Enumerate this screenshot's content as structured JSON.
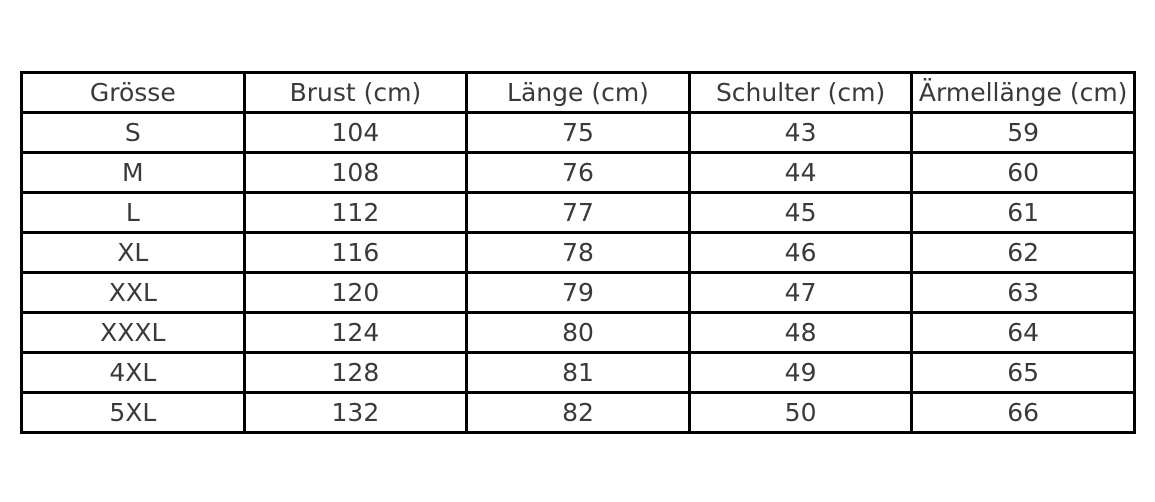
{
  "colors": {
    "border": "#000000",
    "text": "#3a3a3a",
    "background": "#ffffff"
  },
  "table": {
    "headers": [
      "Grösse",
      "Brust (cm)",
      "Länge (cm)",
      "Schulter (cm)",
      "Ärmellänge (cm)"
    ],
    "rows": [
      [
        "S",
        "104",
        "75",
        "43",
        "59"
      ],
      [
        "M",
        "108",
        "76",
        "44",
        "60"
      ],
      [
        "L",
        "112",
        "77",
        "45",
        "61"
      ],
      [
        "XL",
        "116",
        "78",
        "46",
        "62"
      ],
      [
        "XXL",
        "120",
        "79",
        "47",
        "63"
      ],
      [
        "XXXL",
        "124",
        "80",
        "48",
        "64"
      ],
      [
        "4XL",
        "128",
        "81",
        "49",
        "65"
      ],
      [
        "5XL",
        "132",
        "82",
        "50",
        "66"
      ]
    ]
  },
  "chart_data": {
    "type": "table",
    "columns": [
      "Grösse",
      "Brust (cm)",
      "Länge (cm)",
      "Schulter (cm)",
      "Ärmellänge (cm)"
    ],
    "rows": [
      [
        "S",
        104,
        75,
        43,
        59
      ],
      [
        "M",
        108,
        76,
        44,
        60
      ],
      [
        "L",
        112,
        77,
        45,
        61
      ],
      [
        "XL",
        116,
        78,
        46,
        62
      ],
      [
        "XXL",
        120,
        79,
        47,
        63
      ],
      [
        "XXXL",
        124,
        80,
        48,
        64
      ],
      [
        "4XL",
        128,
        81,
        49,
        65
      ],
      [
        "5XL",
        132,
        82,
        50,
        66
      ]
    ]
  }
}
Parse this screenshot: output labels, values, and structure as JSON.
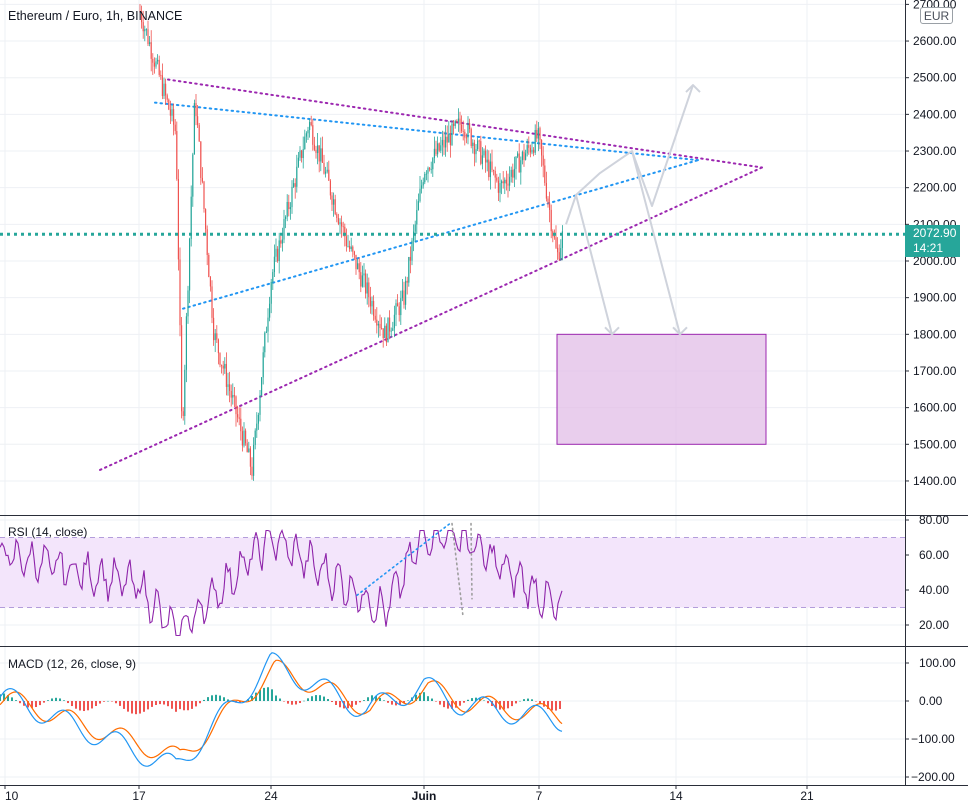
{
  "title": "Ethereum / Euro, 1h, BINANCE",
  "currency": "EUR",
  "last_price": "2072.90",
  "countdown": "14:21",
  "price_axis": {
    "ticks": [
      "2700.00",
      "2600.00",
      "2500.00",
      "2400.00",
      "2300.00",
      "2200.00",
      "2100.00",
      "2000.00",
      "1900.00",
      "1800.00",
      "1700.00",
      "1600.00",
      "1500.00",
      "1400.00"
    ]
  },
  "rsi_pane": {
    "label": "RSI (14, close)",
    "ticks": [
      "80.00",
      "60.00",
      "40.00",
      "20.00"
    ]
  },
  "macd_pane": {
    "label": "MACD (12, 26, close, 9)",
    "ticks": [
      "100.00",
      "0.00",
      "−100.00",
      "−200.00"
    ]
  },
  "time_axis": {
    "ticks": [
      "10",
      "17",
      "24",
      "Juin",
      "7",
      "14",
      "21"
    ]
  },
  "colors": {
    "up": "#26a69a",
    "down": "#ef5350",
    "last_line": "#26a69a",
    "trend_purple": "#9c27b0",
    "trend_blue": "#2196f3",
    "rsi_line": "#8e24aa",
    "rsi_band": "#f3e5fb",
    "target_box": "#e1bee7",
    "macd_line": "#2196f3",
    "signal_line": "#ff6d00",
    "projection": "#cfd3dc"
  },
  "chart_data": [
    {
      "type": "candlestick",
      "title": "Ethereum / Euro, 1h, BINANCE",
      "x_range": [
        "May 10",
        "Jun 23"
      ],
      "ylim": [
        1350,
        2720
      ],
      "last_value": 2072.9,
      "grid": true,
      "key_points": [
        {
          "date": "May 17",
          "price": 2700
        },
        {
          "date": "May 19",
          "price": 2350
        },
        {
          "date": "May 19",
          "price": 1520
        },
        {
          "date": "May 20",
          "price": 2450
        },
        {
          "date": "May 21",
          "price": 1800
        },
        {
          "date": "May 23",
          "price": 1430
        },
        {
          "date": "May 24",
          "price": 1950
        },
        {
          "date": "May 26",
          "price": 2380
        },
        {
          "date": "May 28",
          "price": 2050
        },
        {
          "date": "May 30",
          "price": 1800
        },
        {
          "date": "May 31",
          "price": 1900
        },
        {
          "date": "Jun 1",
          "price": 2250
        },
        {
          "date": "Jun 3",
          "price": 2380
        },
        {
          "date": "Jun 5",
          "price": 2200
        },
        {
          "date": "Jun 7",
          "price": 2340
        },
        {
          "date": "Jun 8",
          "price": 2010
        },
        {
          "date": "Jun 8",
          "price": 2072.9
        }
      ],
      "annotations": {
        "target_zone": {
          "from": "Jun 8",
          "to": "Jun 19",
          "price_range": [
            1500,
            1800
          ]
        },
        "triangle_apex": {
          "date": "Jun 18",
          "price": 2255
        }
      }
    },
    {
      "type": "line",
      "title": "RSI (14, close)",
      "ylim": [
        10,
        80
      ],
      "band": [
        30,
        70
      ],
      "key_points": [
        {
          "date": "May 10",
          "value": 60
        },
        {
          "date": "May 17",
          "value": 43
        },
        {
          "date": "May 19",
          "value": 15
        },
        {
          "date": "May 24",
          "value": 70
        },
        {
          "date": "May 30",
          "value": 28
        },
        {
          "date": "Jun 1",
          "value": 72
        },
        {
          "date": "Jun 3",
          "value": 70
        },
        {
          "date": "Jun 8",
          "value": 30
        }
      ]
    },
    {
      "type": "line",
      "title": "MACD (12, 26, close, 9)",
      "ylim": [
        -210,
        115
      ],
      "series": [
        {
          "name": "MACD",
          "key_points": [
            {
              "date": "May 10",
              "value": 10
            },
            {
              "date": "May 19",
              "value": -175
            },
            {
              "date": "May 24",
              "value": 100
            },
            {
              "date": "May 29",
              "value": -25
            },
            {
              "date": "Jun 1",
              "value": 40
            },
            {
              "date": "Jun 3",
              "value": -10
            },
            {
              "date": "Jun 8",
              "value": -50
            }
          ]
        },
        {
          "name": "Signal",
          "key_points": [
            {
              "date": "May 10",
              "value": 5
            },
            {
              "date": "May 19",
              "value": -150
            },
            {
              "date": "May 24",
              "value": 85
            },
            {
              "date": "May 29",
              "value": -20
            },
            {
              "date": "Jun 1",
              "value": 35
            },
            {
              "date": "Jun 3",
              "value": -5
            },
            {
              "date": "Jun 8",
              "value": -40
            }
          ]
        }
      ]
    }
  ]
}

________________________________________

=== Brief ===
Print out the whole of the material word for word, without pictures.

=== Exercise solution ===
Enumerate this screenshot's content as structured JSON.
{
  "colors": {
    "border": "#000000",
    "text": "#3a3a3a",
    "background": "#ffffff"
  },
  "table": {
    "headers": [
      "Grösse",
      "Brust (cm)",
      "Länge (cm)",
      "Schulter (cm)",
      "Ärmellänge (cm)"
    ],
    "rows": [
      [
        "S",
        "104",
        "75",
        "43",
        "59"
      ],
      [
        "M",
        "108",
        "76",
        "44",
        "60"
      ],
      [
        "L",
        "112",
        "77",
        "45",
        "61"
      ],
      [
        "XL",
        "116",
        "78",
        "46",
        "62"
      ],
      [
        "XXL",
        "120",
        "79",
        "47",
        "63"
      ],
      [
        "XXXL",
        "124",
        "80",
        "48",
        "64"
      ],
      [
        "4XL",
        "128",
        "81",
        "49",
        "65"
      ],
      [
        "5XL",
        "132",
        "82",
        "50",
        "66"
      ]
    ]
  },
  "chart_data": {
    "type": "table",
    "columns": [
      "Grösse",
      "Brust (cm)",
      "Länge (cm)",
      "Schulter (cm)",
      "Ärmellänge (cm)"
    ],
    "rows": [
      [
        "S",
        104,
        75,
        43,
        59
      ],
      [
        "M",
        108,
        76,
        44,
        60
      ],
      [
        "L",
        112,
        77,
        45,
        61
      ],
      [
        "XL",
        116,
        78,
        46,
        62
      ],
      [
        "XXL",
        120,
        79,
        47,
        63
      ],
      [
        "XXXL",
        124,
        80,
        48,
        64
      ],
      [
        "4XL",
        128,
        81,
        49,
        65
      ],
      [
        "5XL",
        132,
        82,
        50,
        66
      ]
    ]
  }
}
Parse this screenshot: output labels, values, and structure as JSON.
{
  "title": "Ethereum / Euro, 1h, BINANCE",
  "currency": "EUR",
  "last_price": "2072.90",
  "countdown": "14:21",
  "price_axis": {
    "ticks": [
      "2700.00",
      "2600.00",
      "2500.00",
      "2400.00",
      "2300.00",
      "2200.00",
      "2100.00",
      "2000.00",
      "1900.00",
      "1800.00",
      "1700.00",
      "1600.00",
      "1500.00",
      "1400.00"
    ]
  },
  "rsi_pane": {
    "label": "RSI (14, close)",
    "ticks": [
      "80.00",
      "60.00",
      "40.00",
      "20.00"
    ]
  },
  "macd_pane": {
    "label": "MACD (12, 26, close, 9)",
    "ticks": [
      "100.00",
      "0.00",
      "−100.00",
      "−200.00"
    ]
  },
  "time_axis": {
    "ticks": [
      "10",
      "17",
      "24",
      "Juin",
      "7",
      "14",
      "21"
    ]
  },
  "colors": {
    "up": "#26a69a",
    "down": "#ef5350",
    "last_line": "#26a69a",
    "trend_purple": "#9c27b0",
    "trend_blue": "#2196f3",
    "rsi_line": "#8e24aa",
    "rsi_band": "#f3e5fb",
    "target_box": "#e1bee7",
    "macd_line": "#2196f3",
    "signal_line": "#ff6d00",
    "projection": "#cfd3dc"
  },
  "chart_data": [
    {
      "type": "candlestick",
      "title": "Ethereum / Euro, 1h, BINANCE",
      "x_range": [
        "May 10",
        "Jun 23"
      ],
      "ylim": [
        1350,
        2720
      ],
      "last_value": 2072.9,
      "grid": true,
      "key_points": [
        {
          "date": "May 17",
          "price": 2700
        },
        {
          "date": "May 19",
          "price": 2350
        },
        {
          "date": "May 19",
          "price": 1520
        },
        {
          "date": "May 20",
          "price": 2450
        },
        {
          "date": "May 21",
          "price": 1800
        },
        {
          "date": "May 23",
          "price": 1430
        },
        {
          "date": "May 24",
          "price": 1950
        },
        {
          "date": "May 26",
          "price": 2380
        },
        {
          "date": "May 28",
          "price": 2050
        },
        {
          "date": "May 30",
          "price": 1800
        },
        {
          "date": "May 31",
          "price": 1900
        },
        {
          "date": "Jun 1",
          "price": 2250
        },
        {
          "date": "Jun 3",
          "price": 2380
        },
        {
          "date": "Jun 5",
          "price": 2200
        },
        {
          "date": "Jun 7",
          "price": 2340
        },
        {
          "date": "Jun 8",
          "price": 2010
        },
        {
          "date": "Jun 8",
          "price": 2072.9
        }
      ],
      "annotations": {
        "target_zone": {
          "from": "Jun 8",
          "to": "Jun 19",
          "price_range": [
            1500,
            1800
          ]
        },
        "triangle_apex": {
          "date": "Jun 18",
          "price": 2255
        }
      }
    },
    {
      "type": "line",
      "title": "RSI (14, close)",
      "ylim": [
        10,
        80
      ],
      "band": [
        30,
        70
      ],
      "key_points": [
        {
          "date": "May 10",
          "value": 60
        },
        {
          "date": "May 17",
          "value": 43
        },
        {
          "date": "May 19",
          "value": 15
        },
        {
          "date": "May 24",
          "value": 70
        },
        {
          "date": "May 30",
          "value": 28
        },
        {
          "date": "Jun 1",
          "value": 72
        },
        {
          "date": "Jun 3",
          "value": 70
        },
        {
          "date": "Jun 8",
          "value": 30
        }
      ]
    },
    {
      "type": "line",
      "title": "MACD (12, 26, close, 9)",
      "ylim": [
        -210,
        115
      ],
      "series": [
        {
          "name": "MACD",
          "key_points": [
            {
              "date": "May 10",
              "value": 10
            },
            {
              "date": "May 19",
              "value": -175
            },
            {
              "date": "May 24",
              "value": 100
            },
            {
              "date": "May 29",
              "value": -25
            },
            {
              "date": "Jun 1",
              "value": 40
            },
            {
              "date": "Jun 3",
              "value": -10
            },
            {
              "date": "Jun 8",
              "value": -50
            }
          ]
        },
        {
          "name": "Signal",
          "key_points": [
            {
              "date": "May 10",
              "value": 5
            },
            {
              "date": "May 19",
              "value": -150
            },
            {
              "date": "May 24",
              "value": 85
            },
            {
              "date": "May 29",
              "value": -20
            },
            {
              "date": "Jun 1",
              "value": 35
            },
            {
              "date": "Jun 3",
              "value": -5
            },
            {
              "date": "Jun 8",
              "value": -40
            }
          ]
        }
      ]
    }
  ]
}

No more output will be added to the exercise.